Check each line of the records below for the word "вида" and copy those where it appears.

-- START Exercise data --

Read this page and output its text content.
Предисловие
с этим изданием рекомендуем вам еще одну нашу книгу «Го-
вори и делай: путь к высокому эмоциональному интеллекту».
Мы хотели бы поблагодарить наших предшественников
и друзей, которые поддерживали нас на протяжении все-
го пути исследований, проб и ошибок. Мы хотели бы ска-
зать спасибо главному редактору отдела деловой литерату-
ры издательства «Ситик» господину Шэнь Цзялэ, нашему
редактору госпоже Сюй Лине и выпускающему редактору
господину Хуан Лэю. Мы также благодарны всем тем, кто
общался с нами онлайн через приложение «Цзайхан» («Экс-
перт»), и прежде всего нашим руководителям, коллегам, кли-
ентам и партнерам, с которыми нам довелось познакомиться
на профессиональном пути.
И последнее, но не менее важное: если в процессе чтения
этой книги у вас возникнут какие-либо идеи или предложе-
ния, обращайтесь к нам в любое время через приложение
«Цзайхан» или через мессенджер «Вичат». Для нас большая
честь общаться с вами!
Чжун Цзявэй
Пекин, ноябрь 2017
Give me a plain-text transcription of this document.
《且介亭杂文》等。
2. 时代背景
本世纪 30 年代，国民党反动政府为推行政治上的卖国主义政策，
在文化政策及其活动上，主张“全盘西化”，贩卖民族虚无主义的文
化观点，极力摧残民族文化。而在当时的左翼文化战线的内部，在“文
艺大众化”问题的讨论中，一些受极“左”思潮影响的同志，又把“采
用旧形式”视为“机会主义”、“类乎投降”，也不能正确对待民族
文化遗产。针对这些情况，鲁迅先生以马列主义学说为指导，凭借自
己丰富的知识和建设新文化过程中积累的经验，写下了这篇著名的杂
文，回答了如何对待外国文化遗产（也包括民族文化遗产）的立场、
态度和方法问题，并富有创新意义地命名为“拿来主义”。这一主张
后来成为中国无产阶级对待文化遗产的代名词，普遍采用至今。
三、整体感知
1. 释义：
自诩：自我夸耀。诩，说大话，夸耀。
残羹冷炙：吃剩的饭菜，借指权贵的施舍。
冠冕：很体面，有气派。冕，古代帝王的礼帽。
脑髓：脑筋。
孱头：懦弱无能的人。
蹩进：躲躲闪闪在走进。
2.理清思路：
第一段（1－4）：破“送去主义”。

-- END Exercise data --
-- START Exercise data --

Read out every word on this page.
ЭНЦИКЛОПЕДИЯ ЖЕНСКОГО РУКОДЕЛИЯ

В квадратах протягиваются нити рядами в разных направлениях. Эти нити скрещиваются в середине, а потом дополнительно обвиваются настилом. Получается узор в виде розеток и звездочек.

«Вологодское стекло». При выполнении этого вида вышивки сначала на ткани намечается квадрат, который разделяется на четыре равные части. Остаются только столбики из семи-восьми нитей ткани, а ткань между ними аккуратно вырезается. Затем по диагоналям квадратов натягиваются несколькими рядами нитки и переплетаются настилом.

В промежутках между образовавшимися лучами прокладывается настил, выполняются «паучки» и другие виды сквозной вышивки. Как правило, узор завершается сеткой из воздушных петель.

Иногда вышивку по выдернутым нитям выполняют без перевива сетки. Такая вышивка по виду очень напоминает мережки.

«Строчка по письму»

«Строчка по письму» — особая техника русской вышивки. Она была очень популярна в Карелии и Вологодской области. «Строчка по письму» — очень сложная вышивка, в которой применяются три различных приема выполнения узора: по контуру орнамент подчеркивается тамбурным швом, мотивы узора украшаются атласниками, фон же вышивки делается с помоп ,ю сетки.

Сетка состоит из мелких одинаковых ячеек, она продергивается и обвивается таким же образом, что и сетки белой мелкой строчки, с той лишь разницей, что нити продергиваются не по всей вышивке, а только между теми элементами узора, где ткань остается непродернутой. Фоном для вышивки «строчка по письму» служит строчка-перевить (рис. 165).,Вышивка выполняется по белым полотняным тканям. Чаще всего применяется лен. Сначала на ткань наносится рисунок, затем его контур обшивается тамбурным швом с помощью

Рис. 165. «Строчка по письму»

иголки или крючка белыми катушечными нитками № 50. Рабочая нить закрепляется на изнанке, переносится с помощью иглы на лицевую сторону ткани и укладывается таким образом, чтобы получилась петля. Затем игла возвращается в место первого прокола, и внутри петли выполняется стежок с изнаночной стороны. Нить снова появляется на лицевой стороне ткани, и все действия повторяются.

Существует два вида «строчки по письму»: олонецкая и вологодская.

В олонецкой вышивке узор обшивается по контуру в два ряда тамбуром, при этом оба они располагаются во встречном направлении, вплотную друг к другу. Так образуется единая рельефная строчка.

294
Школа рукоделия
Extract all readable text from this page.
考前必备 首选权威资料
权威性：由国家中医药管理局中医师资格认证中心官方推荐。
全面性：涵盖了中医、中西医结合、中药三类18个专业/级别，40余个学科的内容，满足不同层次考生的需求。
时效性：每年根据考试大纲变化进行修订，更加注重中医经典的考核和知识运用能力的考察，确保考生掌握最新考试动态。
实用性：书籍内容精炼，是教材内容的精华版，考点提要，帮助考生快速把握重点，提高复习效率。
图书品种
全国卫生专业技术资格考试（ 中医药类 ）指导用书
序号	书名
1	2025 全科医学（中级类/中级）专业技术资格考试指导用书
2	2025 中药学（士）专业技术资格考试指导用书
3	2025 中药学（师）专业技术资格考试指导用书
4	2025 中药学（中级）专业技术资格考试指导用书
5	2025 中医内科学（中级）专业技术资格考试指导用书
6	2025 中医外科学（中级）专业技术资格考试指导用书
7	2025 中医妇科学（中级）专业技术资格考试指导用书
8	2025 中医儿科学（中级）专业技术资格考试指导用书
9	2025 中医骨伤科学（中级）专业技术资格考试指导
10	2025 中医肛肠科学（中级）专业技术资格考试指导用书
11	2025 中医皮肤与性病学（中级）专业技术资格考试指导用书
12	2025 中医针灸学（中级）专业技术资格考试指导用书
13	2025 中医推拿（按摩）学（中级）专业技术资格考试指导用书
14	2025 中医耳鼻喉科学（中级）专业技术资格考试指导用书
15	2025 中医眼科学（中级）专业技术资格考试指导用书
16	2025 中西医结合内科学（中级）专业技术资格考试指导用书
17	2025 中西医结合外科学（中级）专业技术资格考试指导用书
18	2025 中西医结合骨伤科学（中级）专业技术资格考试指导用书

-- END Exercise data --

Complete answer
«Вологодское стекло». При выполнении этого вида вышивки сначала на ткани намечается квадрат, который разделяется на четыре равные части. Остаются только столбики из семи-восьми нитей ткани, а ткань между ними аккуратно вырезается. Затем по диагоналям квадратов натягиваются несколькими рядами нитки и переплетаются настилом.
Существует два вида «строчки по письму»: олонецкая и вологодская.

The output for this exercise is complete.